Problem details: Verbatim output of all the material below is required.

::: Data in this exercise

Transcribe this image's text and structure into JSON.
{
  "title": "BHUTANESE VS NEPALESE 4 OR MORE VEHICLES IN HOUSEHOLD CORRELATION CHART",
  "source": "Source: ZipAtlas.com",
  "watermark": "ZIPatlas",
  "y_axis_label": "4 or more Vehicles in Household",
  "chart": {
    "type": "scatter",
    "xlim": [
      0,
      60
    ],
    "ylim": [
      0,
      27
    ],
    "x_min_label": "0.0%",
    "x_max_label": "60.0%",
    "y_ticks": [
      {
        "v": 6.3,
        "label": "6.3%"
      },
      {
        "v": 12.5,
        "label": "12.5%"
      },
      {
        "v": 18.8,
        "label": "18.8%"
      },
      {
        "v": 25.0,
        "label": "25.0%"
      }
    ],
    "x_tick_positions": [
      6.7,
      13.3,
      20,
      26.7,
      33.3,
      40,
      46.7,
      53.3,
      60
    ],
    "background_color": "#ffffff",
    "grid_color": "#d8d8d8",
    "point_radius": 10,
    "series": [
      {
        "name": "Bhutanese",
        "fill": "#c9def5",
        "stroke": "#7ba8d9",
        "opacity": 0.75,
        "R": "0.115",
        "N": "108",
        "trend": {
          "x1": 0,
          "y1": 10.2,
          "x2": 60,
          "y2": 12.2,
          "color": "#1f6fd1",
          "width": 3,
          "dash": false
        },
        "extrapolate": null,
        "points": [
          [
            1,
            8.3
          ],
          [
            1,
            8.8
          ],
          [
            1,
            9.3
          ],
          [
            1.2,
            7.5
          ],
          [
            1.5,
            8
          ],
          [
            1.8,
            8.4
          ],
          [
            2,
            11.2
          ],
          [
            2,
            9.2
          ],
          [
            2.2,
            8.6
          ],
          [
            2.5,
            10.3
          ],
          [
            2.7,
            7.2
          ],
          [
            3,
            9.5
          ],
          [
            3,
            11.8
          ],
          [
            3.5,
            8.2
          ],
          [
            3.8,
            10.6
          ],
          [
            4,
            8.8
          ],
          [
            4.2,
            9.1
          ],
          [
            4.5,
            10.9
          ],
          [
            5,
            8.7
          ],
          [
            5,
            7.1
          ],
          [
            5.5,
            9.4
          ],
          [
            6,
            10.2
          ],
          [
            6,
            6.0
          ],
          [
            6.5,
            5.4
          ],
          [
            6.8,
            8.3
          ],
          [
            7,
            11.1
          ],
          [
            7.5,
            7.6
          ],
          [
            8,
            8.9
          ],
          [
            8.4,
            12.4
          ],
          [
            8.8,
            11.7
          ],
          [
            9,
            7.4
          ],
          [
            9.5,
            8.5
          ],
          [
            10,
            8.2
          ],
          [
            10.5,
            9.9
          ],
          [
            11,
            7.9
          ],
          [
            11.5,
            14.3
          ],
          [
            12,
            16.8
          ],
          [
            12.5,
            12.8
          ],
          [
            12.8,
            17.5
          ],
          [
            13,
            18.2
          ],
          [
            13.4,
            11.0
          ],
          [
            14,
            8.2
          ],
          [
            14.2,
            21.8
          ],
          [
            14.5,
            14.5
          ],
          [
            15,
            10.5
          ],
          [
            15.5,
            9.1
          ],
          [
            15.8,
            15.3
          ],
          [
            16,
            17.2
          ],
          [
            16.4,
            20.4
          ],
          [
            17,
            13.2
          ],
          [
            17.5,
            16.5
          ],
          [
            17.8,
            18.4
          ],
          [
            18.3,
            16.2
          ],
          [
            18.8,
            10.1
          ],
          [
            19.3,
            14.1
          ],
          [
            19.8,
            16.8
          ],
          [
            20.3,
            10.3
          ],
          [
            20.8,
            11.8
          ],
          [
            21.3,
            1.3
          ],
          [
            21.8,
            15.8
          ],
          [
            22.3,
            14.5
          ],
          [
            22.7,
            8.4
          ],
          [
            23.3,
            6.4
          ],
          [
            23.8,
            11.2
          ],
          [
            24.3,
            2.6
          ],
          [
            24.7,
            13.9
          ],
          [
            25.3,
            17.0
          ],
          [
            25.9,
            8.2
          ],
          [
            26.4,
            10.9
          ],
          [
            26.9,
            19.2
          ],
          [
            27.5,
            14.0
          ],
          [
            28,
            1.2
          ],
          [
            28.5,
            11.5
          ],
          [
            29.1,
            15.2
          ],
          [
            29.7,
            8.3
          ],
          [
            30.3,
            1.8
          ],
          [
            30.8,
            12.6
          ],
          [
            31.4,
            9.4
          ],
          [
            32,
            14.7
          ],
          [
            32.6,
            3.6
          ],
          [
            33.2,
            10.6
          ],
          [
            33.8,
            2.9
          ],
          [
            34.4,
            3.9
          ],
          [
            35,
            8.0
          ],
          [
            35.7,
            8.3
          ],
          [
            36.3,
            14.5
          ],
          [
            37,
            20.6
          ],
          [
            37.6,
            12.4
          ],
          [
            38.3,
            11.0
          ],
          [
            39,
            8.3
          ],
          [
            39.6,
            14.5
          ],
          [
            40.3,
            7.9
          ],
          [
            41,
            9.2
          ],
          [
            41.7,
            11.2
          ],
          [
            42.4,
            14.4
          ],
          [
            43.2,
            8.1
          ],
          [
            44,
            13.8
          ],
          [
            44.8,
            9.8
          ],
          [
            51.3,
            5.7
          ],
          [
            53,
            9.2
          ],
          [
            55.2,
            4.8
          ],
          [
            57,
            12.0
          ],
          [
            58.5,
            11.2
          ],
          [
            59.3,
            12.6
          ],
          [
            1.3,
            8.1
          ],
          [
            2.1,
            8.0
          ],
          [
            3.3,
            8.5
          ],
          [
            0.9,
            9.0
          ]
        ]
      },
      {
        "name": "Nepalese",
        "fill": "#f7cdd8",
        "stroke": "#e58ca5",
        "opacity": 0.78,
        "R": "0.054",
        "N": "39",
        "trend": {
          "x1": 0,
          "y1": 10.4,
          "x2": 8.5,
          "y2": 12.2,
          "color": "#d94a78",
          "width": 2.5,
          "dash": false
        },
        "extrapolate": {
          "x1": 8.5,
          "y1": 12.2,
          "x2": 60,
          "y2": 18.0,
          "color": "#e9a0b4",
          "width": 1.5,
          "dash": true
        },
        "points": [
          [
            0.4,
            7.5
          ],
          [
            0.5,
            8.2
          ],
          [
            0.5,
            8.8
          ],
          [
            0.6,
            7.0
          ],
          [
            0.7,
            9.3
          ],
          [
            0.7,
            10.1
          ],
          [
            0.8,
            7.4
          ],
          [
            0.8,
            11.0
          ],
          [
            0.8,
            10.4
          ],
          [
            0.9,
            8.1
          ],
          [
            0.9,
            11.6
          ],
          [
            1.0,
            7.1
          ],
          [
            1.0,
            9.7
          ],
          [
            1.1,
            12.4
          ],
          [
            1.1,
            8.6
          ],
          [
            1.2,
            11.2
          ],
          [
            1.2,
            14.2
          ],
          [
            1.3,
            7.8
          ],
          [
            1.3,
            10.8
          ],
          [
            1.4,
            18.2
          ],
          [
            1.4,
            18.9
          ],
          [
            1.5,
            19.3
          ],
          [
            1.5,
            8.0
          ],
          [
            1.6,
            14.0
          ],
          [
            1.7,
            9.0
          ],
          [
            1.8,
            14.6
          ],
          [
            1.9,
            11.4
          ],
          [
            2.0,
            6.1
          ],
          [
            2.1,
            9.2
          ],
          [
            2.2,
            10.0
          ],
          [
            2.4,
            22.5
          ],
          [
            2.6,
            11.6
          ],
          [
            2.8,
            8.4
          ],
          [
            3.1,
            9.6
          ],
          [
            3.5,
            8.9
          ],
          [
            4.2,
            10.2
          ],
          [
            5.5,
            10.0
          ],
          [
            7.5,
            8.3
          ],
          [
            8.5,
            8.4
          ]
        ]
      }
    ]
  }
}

::::::

Written solution:
Transcribe this image's text and structure into JSON.
{
  "title": "BHUTANESE VS NEPALESE 4 OR MORE VEHICLES IN HOUSEHOLD CORRELATION CHART",
  "source": "Source: ZipAtlas.com",
  "watermark": "ZIPatlas",
  "y_axis_label": "4 or more Vehicles in Household",
  "chart": {
    "type": "scatter",
    "xlim": [
      0,
      60
    ],
    "ylim": [
      0,
      27
    ],
    "x_min_label": "0.0%",
    "x_max_label": "60.0%",
    "y_ticks": [
      {
        "v": 6.3,
        "label": "6.3%"
      },
      {
        "v": 12.5,
        "label": "12.5%"
      },
      {
        "v": 18.8,
        "label": "18.8%"
      },
      {
        "v": 25.0,
        "label": "25.0%"
      }
    ],
    "x_tick_positions": [
      6.7,
      13.3,
      20,
      26.7,
      33.3,
      40,
      46.7,
      53.3,
      60
    ],
    "background_color": "#ffffff",
    "grid_color": "#d8d8d8",
    "point_radius": 10,
    "series": [
      {
        "name": "Bhutanese",
        "fill": "#c9def5",
        "stroke": "#7ba8d9",
        "opacity": 0.75,
        "R": "0.115",
        "N": "108",
        "trend": {
          "x1": 0,
          "y1": 10.2,
          "x2": 60,
          "y2": 12.2,
          "color": "#1f6fd1",
          "width": 3,
          "dash": false
        },
        "extrapolate": null,
        "points": [
          [
            1,
            8.3
          ],
          [
            1,
            8.8
          ],
          [
            1,
            9.3
          ],
          [
            1.2,
            7.5
          ],
          [
            1.5,
            8
          ],
          [
            1.8,
            8.4
          ],
          [
            2,
            11.2
          ],
          [
            2,
            9.2
          ],
          [
            2.2,
            8.6
          ],
          [
            2.5,
            10.3
          ],
          [
            2.7,
            7.2
          ],
          [
            3,
            9.5
          ],
          [
            3,
            11.8
          ],
          [
            3.5,
            8.2
          ],
          [
            3.8,
            10.6
          ],
          [
            4,
            8.8
          ],
          [
            4.2,
            9.1
          ],
          [
            4.5,
            10.9
          ],
          [
            5,
            8.7
          ],
          [
            5,
            7.1
          ],
          [
            5.5,
            9.4
          ],
          [
            6,
            10.2
          ],
          [
            6,
            6.0
          ],
          [
            6.5,
            5.4
          ],
          [
            6.8,
            8.3
          ],
          [
            7,
            11.1
          ],
          [
            7.5,
            7.6
          ],
          [
            8,
            8.9
          ],
          [
            8.4,
            12.4
          ],
          [
            8.8,
            11.7
          ],
          [
            9,
            7.4
          ],
          [
            9.5,
            8.5
          ],
          [
            10,
            8.2
          ],
          [
            10.5,
            9.9
          ],
          [
            11,
            7.9
          ],
          [
            11.5,
            14.3
          ],
          [
            12,
            16.8
          ],
          [
            12.5,
            12.8
          ],
          [
            12.8,
            17.5
          ],
          [
            13,
            18.2
          ],
          [
            13.4,
            11.0
          ],
          [
            14,
            8.2
          ],
          [
            14.2,
            21.8
          ],
          [
            14.5,
            14.5
          ],
          [
            15,
            10.5
          ],
          [
            15.5,
            9.1
          ],
          [
            15.8,
            15.3
          ],
          [
            16,
            17.2
          ],
          [
            16.4,
            20.4
          ],
          [
            17,
            13.2
          ],
          [
            17.5,
            16.5
          ],
          [
            17.8,
            18.4
          ],
          [
            18.3,
            16.2
          ],
          [
            18.8,
            10.1
          ],
          [
            19.3,
            14.1
          ],
          [
            19.8,
            16.8
          ],
          [
            20.3,
            10.3
          ],
          [
            20.8,
            11.8
          ],
          [
            21.3,
            1.3
          ],
          [
            21.8,
            15.8
          ],
          [
            22.3,
            14.5
          ],
          [
            22.7,
            8.4
          ],
          [
            23.3,
            6.4
          ],
          [
            23.8,
            11.2
          ],
          [
            24.3,
            2.6
          ],
          [
            24.7,
            13.9
          ],
          [
            25.3,
            17.0
          ],
          [
            25.9,
            8.2
          ],
          [
            26.4,
            10.9
          ],
          [
            26.9,
            19.2
          ],
          [
            27.5,
            14.0
          ],
          [
            28,
            1.2
          ],
          [
            28.5,
            11.5
          ],
          [
            29.1,
            15.2
          ],
          [
            29.7,
            8.3
          ],
          [
            30.3,
            1.8
          ],
          [
            30.8,
            12.6
          ],
          [
            31.4,
            9.4
          ],
          [
            32,
            14.7
          ],
          [
            32.6,
            3.6
          ],
          [
            33.2,
            10.6
          ],
          [
            33.8,
            2.9
          ],
          [
            34.4,
            3.9
          ],
          [
            35,
            8.0
          ],
          [
            35.7,
            8.3
          ],
          [
            36.3,
            14.5
          ],
          [
            37,
            20.6
          ],
          [
            37.6,
            12.4
          ],
          [
            38.3,
            11.0
          ],
          [
            39,
            8.3
          ],
          [
            39.6,
            14.5
          ],
          [
            40.3,
            7.9
          ],
          [
            41,
            9.2
          ],
          [
            41.7,
            11.2
          ],
          [
            42.4,
            14.4
          ],
          [
            43.2,
            8.1
          ],
          [
            44,
            13.8
          ],
          [
            44.8,
            9.8
          ],
          [
            51.3,
            5.7
          ],
          [
            53,
            9.2
          ],
          [
            55.2,
            4.8
          ],
          [
            57,
            12.0
          ],
          [
            58.5,
            11.2
          ],
          [
            59.3,
            12.6
          ],
          [
            1.3,
            8.1
          ],
          [
            2.1,
            8.0
          ],
          [
            3.3,
            8.5
          ],
          [
            0.9,
            9.0
          ]
        ]
      },
      {
        "name": "Nepalese",
        "fill": "#f7cdd8",
        "stroke": "#e58ca5",
        "opacity": 0.78,
        "R": "0.054",
        "N": "39",
        "trend": {
          "x1": 0,
          "y1": 10.4,
          "x2": 8.5,
          "y2": 12.2,
          "color": "#d94a78",
          "width": 2.5,
          "dash": false
        },
        "extrapolate": {
          "x1": 8.5,
          "y1": 12.2,
          "x2": 60,
          "y2": 18.0,
          "color": "#e9a0b4",
          "width": 1.5,
          "dash": true
        },
        "points": [
          [
            0.4,
            7.5
          ],
          [
            0.5,
            8.2
          ],
          [
            0.5,
            8.8
          ],
          [
            0.6,
            7.0
          ],
          [
            0.7,
            9.3
          ],
          [
            0.7,
            10.1
          ],
          [
            0.8,
            7.4
          ],
          [
            0.8,
            11.0
          ],
          [
            0.8,
            10.4
          ],
          [
            0.9,
            8.1
          ],
          [
            0.9,
            11.6
          ],
          [
            1.0,
            7.1
          ],
          [
            1.0,
            9.7
          ],
          [
            1.1,
            12.4
          ],
          [
            1.1,
            8.6
          ],
          [
            1.2,
            11.2
          ],
          [
            1.2,
            14.2
          ],
          [
            1.3,
            7.8
          ],
          [
            1.3,
            10.8
          ],
          [
            1.4,
            18.2
          ],
          [
            1.4,
            18.9
          ],
          [
            1.5,
            19.3
          ],
          [
            1.5,
            8.0
          ],
          [
            1.6,
            14.0
          ],
          [
            1.7,
            9.0
          ],
          [
            1.8,
            14.6
          ],
          [
            1.9,
            11.4
          ],
          [
            2.0,
            6.1
          ],
          [
            2.1,
            9.2
          ],
          [
            2.2,
            10.0
          ],
          [
            2.4,
            22.5
          ],
          [
            2.6,
            11.6
          ],
          [
            2.8,
            8.4
          ],
          [
            3.1,
            9.6
          ],
          [
            3.5,
            8.9
          ],
          [
            4.2,
            10.2
          ],
          [
            5.5,
            10.0
          ],
          [
            7.5,
            8.3
          ],
          [
            8.5,
            8.4
          ]
        ]
      }
    ]
  }
}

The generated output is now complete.